# What you are asked to do:
Wherever the string "city" appears in the listing, copy that line.

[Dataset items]
## Start

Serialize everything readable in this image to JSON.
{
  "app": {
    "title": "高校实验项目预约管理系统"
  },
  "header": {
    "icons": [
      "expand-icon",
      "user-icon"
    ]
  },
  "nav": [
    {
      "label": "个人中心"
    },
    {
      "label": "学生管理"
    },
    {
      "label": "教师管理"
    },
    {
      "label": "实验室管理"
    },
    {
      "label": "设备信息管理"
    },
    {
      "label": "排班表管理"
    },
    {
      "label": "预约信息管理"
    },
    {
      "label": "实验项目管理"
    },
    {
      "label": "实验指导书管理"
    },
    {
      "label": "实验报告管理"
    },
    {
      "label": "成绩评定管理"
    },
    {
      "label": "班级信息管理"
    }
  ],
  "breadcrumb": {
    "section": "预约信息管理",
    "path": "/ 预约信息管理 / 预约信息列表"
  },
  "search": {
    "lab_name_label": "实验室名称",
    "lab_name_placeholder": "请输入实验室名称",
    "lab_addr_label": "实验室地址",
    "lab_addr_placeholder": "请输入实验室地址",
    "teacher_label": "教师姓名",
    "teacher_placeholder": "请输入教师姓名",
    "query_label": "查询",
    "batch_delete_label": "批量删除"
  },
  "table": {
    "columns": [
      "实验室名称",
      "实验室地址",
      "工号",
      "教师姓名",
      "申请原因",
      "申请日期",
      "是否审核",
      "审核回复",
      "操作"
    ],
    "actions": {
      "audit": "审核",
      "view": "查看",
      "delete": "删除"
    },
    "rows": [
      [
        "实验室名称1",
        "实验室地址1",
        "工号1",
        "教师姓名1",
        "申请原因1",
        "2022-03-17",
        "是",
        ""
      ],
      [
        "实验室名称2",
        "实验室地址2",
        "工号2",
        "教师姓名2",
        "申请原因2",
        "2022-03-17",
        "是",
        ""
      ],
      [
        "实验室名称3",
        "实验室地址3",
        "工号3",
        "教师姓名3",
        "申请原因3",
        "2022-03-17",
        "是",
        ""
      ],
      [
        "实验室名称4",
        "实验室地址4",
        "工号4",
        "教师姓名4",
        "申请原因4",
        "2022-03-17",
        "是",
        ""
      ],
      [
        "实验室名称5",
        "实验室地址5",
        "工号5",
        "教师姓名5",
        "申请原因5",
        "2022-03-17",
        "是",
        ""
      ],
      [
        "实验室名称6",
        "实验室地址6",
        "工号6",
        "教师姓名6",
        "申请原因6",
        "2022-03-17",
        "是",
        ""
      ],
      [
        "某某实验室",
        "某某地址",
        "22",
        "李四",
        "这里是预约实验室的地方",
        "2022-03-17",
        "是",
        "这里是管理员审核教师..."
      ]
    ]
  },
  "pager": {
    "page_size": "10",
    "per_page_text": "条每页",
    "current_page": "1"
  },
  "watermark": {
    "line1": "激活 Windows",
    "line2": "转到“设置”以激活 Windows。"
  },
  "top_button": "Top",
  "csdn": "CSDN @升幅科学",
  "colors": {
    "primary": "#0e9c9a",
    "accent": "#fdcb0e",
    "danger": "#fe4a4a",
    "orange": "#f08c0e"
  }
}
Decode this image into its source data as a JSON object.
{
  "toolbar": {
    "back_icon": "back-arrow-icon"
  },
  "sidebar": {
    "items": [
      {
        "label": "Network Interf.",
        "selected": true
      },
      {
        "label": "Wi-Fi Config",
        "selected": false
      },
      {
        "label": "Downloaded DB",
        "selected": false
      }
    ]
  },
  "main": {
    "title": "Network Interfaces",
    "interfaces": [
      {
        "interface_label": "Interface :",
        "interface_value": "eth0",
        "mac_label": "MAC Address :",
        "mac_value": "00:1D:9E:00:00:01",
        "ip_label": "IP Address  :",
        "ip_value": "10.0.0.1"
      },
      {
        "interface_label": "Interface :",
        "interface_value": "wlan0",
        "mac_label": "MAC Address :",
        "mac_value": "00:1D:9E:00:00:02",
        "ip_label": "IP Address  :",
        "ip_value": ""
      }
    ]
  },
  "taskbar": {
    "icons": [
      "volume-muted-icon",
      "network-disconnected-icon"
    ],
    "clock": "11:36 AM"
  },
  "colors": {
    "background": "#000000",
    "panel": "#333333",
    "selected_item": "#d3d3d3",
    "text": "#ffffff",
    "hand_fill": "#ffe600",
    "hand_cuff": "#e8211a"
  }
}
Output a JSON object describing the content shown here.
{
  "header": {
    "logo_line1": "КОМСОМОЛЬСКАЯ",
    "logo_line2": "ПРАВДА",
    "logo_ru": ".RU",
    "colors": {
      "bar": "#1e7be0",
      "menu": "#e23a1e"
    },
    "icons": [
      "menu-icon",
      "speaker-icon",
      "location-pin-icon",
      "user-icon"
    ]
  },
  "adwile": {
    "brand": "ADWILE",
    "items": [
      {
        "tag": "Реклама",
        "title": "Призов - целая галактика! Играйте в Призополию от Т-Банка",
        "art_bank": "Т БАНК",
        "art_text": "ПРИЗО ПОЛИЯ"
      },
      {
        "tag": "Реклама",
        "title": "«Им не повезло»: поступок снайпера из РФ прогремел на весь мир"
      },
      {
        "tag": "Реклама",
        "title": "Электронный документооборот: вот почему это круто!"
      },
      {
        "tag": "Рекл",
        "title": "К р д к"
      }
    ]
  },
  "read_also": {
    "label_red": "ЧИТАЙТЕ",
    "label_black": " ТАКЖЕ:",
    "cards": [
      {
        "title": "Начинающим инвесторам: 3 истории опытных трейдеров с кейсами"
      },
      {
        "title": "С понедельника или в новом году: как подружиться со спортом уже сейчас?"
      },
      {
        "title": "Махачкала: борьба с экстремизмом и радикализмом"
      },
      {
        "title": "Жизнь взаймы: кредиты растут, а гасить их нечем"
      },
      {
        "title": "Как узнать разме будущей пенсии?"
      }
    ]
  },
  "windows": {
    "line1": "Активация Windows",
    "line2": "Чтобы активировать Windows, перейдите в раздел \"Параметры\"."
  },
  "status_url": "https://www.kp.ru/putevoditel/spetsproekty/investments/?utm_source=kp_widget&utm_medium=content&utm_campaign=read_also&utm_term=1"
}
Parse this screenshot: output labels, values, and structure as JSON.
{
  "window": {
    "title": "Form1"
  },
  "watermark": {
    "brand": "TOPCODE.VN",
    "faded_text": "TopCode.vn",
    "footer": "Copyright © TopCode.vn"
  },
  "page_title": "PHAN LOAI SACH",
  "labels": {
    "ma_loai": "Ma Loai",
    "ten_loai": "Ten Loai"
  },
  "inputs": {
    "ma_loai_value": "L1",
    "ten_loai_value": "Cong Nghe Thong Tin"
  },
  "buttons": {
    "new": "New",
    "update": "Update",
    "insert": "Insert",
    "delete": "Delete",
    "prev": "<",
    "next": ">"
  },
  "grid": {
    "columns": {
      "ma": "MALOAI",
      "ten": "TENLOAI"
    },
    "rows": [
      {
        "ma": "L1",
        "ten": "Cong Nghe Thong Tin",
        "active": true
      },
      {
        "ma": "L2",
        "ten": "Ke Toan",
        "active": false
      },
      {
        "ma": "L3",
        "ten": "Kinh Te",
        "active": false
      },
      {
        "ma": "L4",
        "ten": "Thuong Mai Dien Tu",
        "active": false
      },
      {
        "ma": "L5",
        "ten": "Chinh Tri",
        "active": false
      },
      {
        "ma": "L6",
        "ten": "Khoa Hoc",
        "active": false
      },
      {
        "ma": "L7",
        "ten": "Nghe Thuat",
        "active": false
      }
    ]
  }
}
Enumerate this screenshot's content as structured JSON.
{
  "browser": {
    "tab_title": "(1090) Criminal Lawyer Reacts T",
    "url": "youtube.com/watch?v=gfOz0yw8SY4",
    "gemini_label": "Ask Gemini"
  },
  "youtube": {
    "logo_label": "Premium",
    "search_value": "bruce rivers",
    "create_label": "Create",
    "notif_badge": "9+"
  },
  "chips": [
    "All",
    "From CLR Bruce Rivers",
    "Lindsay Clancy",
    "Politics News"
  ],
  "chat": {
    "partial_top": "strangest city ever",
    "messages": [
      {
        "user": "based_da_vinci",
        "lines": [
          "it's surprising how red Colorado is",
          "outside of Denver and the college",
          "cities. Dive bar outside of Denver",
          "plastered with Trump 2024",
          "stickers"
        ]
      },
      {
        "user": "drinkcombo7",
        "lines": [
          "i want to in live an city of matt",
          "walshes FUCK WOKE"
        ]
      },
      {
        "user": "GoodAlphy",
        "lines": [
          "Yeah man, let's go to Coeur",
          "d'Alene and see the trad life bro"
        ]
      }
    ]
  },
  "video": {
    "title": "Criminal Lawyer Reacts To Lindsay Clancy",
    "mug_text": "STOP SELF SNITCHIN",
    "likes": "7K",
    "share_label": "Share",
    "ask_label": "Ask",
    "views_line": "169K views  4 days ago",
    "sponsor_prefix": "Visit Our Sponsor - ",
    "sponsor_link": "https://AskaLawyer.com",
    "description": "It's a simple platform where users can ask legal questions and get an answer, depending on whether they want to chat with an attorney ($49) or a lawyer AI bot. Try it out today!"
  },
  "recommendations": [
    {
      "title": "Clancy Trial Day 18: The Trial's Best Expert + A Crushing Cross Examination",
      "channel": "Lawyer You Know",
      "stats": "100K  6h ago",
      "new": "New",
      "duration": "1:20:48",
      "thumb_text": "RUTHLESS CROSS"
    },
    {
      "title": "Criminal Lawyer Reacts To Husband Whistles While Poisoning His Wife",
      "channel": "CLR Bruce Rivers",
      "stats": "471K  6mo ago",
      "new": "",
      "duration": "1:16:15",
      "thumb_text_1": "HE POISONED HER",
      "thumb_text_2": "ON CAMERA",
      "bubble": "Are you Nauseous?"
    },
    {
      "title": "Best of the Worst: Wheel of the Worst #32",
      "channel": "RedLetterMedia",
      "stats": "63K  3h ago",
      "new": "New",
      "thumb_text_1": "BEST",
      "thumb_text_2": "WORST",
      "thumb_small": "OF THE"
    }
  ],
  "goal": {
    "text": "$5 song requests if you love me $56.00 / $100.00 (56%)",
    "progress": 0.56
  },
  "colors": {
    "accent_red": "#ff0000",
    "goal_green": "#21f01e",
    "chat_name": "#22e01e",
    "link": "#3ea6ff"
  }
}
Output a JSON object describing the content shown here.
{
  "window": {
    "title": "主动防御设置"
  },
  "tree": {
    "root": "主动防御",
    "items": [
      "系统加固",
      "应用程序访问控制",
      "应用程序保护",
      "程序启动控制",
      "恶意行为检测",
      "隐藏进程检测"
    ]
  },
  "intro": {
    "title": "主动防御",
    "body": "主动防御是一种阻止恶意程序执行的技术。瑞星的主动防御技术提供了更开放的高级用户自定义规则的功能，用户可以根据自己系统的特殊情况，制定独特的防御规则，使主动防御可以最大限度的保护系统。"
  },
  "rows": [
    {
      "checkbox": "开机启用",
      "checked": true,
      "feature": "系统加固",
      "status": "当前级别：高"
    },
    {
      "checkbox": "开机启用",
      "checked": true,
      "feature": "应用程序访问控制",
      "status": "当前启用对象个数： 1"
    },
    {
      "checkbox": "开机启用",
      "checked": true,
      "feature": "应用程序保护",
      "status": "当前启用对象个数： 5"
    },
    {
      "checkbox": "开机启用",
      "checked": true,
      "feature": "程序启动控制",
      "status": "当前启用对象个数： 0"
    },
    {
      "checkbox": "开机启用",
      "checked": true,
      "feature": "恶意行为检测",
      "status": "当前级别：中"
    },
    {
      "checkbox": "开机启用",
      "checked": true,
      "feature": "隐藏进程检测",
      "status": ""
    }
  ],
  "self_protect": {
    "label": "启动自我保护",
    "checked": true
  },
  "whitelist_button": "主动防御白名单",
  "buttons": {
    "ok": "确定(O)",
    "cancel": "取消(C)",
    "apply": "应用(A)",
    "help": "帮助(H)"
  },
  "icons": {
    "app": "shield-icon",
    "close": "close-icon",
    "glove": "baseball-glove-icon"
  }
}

## End

# The solution:
    "partial_top": "strangest city ever",
          "i want to in live an city of matt",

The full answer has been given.